• Stored dataset items:
....
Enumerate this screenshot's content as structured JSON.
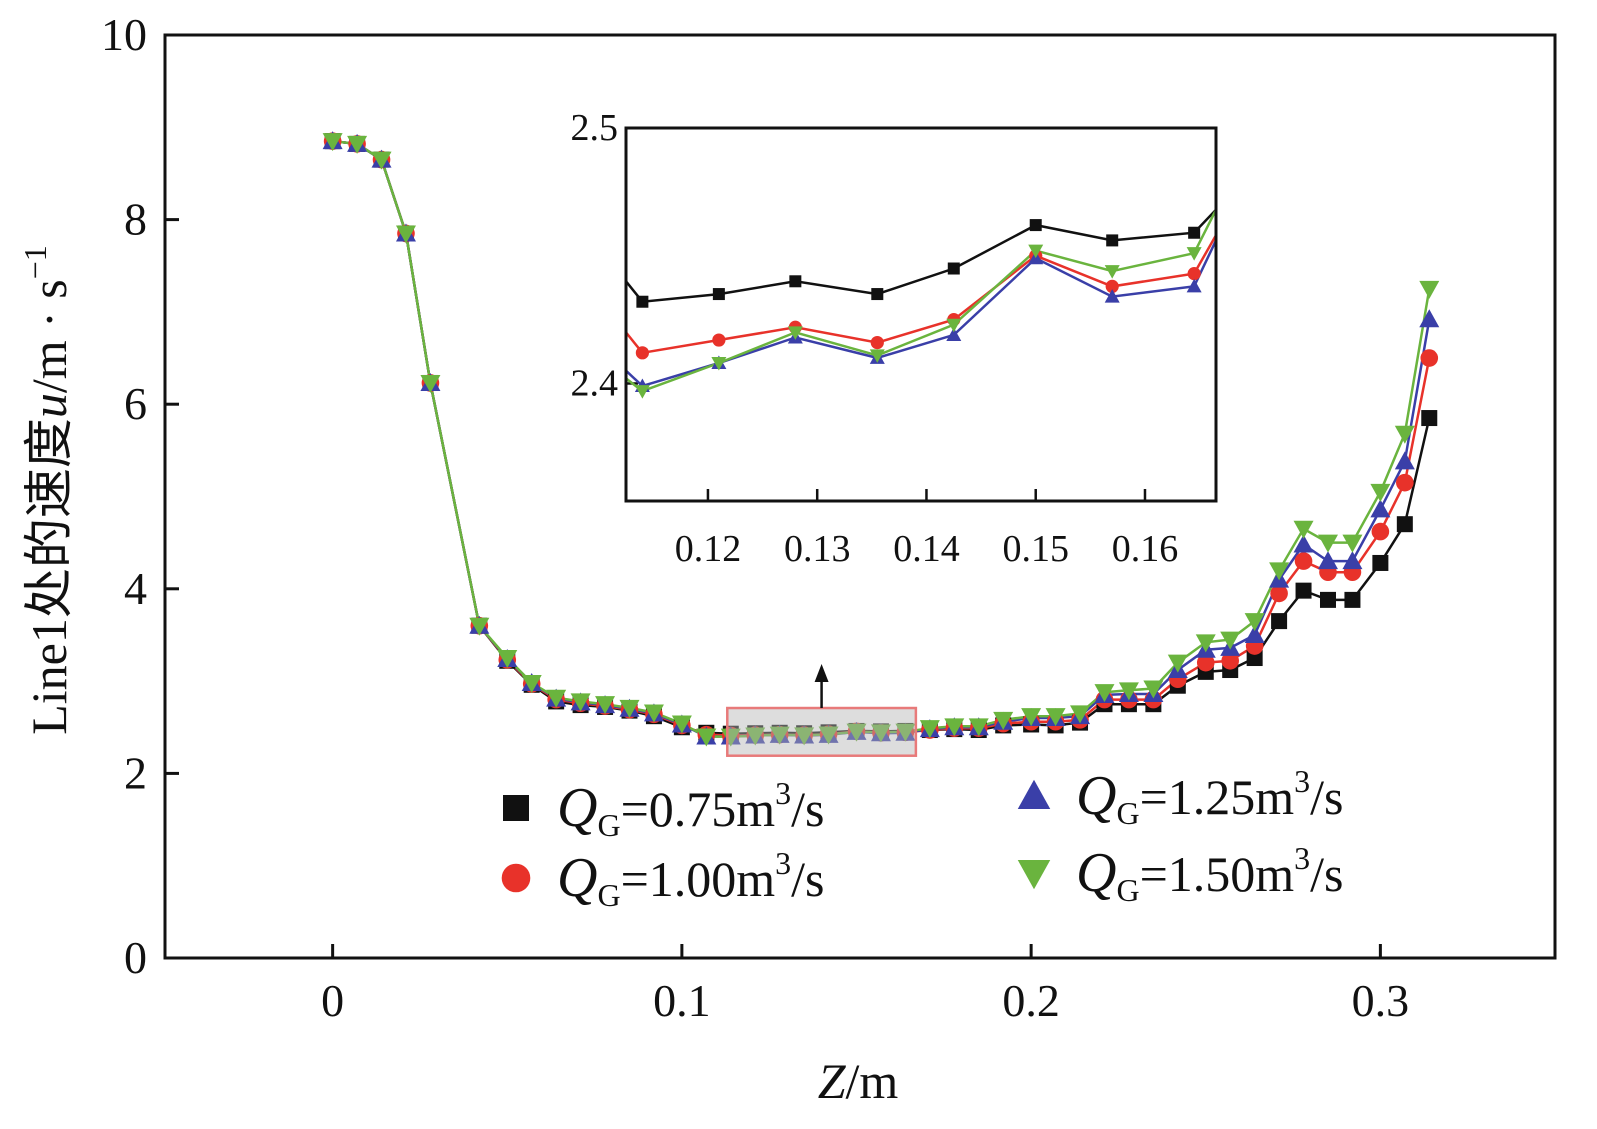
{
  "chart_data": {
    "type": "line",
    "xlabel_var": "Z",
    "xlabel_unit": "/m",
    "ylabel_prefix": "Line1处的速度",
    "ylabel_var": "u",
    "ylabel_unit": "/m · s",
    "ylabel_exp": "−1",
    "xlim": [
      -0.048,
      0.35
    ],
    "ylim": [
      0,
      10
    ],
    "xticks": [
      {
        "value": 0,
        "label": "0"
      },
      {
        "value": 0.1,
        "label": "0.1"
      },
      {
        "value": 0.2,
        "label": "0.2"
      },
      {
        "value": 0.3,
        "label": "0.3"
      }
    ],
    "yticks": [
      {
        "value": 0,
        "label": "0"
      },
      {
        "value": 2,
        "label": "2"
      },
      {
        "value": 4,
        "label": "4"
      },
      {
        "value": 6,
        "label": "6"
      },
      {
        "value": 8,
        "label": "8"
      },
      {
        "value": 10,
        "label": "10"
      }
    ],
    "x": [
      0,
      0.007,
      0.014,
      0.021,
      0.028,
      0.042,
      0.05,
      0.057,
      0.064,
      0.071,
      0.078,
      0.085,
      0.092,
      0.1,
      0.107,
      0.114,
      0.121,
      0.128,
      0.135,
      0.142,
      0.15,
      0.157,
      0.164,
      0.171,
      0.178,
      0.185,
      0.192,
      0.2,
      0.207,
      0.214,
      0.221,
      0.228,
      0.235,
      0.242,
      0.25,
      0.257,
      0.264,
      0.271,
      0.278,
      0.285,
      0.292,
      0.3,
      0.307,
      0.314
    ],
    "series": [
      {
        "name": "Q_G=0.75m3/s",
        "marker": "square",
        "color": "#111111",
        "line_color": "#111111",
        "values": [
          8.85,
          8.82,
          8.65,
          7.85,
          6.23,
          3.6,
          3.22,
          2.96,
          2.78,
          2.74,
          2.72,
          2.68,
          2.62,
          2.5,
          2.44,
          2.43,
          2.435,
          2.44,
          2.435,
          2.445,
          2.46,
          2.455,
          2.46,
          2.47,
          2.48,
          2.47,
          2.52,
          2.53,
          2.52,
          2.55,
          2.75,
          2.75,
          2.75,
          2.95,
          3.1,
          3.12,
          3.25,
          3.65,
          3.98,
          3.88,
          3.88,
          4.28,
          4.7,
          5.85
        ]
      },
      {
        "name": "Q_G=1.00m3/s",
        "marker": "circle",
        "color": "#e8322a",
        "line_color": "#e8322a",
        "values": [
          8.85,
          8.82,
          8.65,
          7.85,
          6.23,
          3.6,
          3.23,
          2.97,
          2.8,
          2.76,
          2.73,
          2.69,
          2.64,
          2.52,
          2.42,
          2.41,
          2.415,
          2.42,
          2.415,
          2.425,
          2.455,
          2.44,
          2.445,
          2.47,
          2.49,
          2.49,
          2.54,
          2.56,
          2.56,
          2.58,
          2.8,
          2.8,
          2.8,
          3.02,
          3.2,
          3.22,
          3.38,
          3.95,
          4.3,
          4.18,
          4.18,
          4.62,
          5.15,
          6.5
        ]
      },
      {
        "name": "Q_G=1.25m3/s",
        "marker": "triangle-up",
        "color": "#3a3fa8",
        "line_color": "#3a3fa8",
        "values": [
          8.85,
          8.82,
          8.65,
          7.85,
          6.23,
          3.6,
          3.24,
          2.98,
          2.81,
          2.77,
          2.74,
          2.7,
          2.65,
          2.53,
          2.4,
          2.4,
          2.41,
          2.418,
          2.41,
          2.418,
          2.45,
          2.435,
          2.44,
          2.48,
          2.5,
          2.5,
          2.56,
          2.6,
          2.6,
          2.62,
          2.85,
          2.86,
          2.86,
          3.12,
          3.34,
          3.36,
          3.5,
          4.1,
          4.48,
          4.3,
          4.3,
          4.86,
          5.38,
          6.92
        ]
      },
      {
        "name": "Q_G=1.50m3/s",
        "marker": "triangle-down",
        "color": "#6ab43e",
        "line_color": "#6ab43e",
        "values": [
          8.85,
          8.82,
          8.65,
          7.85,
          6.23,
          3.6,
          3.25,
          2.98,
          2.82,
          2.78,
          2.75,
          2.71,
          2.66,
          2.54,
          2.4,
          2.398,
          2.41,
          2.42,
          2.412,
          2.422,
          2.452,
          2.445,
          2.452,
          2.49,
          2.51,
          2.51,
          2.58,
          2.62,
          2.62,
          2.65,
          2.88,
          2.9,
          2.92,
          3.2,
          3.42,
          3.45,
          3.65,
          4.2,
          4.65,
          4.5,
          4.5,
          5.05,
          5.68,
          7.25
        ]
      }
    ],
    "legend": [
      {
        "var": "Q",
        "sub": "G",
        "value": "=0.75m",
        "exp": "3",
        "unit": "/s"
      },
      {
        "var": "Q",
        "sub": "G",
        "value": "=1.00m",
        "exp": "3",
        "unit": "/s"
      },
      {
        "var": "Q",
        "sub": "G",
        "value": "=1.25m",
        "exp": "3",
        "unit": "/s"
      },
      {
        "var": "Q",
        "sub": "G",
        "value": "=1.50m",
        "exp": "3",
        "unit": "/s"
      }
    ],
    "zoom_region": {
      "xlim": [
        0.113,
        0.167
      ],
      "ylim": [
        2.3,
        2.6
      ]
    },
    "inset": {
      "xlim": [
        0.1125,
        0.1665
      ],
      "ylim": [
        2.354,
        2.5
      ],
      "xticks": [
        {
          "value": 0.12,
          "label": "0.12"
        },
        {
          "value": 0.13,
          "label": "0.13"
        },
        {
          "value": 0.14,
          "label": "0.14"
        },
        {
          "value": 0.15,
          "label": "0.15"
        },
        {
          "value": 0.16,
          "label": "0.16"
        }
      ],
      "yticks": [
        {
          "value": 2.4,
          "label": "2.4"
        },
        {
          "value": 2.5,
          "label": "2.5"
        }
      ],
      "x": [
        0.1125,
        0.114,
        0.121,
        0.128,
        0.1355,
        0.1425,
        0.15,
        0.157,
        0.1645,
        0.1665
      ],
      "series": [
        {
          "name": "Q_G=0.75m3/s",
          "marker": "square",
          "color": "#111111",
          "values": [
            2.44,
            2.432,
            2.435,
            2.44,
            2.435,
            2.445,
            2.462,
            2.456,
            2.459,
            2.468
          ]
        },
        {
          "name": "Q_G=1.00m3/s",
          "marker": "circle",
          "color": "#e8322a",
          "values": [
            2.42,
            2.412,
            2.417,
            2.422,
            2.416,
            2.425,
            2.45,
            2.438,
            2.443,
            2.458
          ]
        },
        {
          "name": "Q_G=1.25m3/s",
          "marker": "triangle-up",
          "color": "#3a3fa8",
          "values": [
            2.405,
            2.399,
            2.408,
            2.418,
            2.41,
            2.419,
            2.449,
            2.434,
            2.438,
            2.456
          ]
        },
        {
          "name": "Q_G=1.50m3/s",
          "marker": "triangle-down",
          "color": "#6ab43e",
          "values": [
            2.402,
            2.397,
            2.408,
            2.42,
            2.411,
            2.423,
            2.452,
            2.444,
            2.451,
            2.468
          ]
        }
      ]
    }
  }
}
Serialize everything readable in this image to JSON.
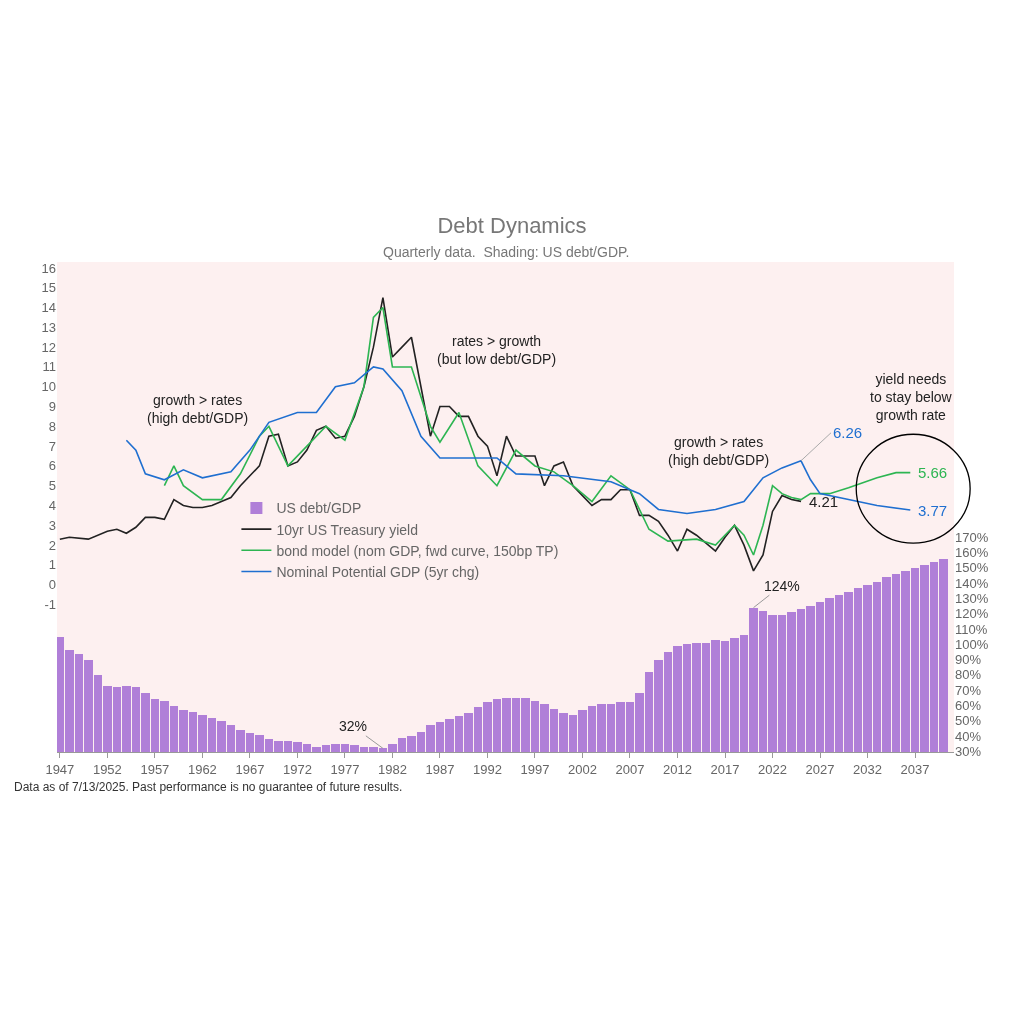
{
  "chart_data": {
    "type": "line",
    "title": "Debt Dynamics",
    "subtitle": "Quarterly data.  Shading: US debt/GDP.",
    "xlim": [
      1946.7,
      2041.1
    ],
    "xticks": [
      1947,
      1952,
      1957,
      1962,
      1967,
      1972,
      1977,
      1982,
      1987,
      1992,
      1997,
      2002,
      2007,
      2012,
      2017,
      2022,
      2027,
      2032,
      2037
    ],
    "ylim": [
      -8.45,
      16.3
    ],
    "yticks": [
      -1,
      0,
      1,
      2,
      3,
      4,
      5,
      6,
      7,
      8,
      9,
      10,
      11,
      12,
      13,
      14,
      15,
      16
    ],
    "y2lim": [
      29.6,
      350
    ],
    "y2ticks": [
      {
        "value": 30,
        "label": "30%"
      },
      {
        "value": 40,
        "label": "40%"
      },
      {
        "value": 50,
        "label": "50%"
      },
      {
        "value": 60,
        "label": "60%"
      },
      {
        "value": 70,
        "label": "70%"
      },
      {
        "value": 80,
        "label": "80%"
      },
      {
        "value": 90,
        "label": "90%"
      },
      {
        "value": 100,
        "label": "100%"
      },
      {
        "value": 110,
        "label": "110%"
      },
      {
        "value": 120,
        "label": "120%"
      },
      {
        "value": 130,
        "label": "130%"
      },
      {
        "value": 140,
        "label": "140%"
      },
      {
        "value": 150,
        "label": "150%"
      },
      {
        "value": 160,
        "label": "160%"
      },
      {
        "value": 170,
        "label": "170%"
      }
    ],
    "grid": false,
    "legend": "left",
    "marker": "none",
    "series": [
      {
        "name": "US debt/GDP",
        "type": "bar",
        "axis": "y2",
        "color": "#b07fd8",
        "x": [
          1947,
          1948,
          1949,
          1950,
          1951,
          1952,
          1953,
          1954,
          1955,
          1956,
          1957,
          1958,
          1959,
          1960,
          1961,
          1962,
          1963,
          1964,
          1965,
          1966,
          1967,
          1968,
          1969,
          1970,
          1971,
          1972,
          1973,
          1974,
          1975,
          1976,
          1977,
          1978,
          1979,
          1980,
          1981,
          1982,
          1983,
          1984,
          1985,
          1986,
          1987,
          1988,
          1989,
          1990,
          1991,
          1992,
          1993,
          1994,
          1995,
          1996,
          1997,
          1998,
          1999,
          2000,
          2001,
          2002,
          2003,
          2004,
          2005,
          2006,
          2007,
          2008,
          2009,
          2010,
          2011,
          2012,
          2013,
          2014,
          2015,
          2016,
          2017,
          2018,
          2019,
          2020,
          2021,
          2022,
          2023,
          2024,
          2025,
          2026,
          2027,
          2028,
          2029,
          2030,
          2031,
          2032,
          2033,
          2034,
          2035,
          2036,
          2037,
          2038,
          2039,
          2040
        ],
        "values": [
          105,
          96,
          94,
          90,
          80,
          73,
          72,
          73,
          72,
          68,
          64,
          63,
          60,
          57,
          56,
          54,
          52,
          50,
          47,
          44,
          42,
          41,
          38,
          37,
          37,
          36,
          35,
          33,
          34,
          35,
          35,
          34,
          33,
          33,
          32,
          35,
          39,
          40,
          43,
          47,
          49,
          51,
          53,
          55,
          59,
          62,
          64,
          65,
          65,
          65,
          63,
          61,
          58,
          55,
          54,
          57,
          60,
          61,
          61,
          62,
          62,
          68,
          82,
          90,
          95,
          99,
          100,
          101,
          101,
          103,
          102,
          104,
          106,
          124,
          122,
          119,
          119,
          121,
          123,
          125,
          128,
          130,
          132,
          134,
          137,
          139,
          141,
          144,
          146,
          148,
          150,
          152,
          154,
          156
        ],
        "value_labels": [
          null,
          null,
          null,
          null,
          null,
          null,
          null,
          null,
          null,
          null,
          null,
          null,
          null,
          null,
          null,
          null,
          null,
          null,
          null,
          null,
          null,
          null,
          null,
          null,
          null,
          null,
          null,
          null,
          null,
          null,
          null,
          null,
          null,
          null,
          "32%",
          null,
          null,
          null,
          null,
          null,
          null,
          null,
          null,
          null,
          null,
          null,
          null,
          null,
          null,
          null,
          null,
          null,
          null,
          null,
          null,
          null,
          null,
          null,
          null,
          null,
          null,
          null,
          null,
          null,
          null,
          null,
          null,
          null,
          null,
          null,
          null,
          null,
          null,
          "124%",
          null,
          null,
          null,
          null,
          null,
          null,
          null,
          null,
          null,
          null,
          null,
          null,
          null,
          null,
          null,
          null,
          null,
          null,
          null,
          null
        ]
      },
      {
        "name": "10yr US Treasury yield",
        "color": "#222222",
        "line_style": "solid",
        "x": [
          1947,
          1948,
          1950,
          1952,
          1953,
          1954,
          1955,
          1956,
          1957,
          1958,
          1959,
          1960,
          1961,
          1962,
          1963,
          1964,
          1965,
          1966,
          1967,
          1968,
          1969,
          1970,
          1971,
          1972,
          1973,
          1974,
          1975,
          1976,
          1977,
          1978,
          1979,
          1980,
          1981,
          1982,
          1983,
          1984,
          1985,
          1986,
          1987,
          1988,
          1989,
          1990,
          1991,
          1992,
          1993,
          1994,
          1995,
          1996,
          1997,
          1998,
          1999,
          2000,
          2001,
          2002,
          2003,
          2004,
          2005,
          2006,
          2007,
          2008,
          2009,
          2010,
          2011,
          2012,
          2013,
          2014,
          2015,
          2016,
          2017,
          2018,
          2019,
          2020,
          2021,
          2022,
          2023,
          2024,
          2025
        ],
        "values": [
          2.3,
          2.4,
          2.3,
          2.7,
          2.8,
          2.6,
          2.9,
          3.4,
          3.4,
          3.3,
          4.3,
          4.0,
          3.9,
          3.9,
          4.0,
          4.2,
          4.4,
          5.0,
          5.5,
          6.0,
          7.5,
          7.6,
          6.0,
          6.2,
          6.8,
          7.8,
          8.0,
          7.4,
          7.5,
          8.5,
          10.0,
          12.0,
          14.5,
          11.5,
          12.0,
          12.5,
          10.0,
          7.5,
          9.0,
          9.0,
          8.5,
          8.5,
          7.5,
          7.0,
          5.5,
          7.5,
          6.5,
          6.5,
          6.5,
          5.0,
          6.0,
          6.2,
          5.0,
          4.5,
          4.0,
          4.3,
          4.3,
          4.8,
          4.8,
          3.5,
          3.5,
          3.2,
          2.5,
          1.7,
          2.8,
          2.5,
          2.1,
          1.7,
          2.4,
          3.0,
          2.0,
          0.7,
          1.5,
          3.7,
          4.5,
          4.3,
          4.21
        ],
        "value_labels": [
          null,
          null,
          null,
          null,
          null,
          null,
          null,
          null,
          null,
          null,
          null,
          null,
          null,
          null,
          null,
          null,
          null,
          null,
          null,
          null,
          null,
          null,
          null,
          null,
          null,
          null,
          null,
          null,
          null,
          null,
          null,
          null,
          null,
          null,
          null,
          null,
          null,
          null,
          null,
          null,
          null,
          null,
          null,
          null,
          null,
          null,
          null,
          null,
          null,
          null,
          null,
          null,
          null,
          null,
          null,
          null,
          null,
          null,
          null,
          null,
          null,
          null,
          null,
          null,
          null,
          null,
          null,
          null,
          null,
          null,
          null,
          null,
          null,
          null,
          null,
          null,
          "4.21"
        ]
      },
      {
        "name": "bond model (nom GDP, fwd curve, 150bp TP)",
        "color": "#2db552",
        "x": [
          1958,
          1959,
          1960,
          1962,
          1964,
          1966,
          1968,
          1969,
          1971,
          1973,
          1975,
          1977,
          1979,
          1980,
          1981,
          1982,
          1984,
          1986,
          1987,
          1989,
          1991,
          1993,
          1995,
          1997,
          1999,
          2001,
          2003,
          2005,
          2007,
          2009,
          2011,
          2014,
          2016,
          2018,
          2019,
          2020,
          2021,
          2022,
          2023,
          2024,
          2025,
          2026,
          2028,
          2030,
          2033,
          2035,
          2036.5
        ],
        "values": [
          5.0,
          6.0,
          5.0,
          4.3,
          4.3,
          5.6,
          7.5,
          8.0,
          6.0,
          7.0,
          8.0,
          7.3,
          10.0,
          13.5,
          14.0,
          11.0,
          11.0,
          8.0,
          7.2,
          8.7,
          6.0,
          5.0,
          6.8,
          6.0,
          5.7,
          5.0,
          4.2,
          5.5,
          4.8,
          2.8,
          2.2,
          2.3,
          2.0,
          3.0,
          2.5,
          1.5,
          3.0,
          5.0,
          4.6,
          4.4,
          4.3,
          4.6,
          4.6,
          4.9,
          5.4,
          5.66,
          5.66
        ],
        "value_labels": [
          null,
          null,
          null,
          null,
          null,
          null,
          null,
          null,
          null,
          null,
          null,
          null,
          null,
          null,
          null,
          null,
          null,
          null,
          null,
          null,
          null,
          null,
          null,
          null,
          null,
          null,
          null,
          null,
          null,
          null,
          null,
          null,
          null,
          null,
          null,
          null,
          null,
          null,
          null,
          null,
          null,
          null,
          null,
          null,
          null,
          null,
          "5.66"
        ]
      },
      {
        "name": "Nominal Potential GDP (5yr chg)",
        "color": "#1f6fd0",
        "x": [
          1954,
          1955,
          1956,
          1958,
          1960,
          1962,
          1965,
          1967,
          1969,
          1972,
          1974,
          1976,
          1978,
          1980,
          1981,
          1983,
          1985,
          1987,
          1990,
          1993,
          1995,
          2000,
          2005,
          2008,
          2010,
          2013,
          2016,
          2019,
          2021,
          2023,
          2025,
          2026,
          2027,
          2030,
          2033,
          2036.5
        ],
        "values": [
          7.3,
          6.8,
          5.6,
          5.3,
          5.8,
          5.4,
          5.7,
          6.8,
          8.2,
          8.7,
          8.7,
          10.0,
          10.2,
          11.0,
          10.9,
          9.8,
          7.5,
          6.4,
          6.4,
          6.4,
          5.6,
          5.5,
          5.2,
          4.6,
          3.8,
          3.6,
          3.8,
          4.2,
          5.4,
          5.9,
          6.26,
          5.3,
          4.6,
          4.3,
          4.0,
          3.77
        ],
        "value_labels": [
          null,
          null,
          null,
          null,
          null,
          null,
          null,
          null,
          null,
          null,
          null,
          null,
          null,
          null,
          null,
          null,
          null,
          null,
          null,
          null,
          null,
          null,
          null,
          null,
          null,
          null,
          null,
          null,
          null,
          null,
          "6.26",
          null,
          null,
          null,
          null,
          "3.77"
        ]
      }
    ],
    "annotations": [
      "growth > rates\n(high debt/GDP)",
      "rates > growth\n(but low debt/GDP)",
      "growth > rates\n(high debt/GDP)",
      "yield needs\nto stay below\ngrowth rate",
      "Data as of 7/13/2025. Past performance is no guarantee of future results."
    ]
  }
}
....
• Objective: Report every line in the data above in which the word "JSON" appears.

• Solution for this problem:
Enumerate this screenshot's content as structured JSON.
Serialize everything readable in this image to JSON.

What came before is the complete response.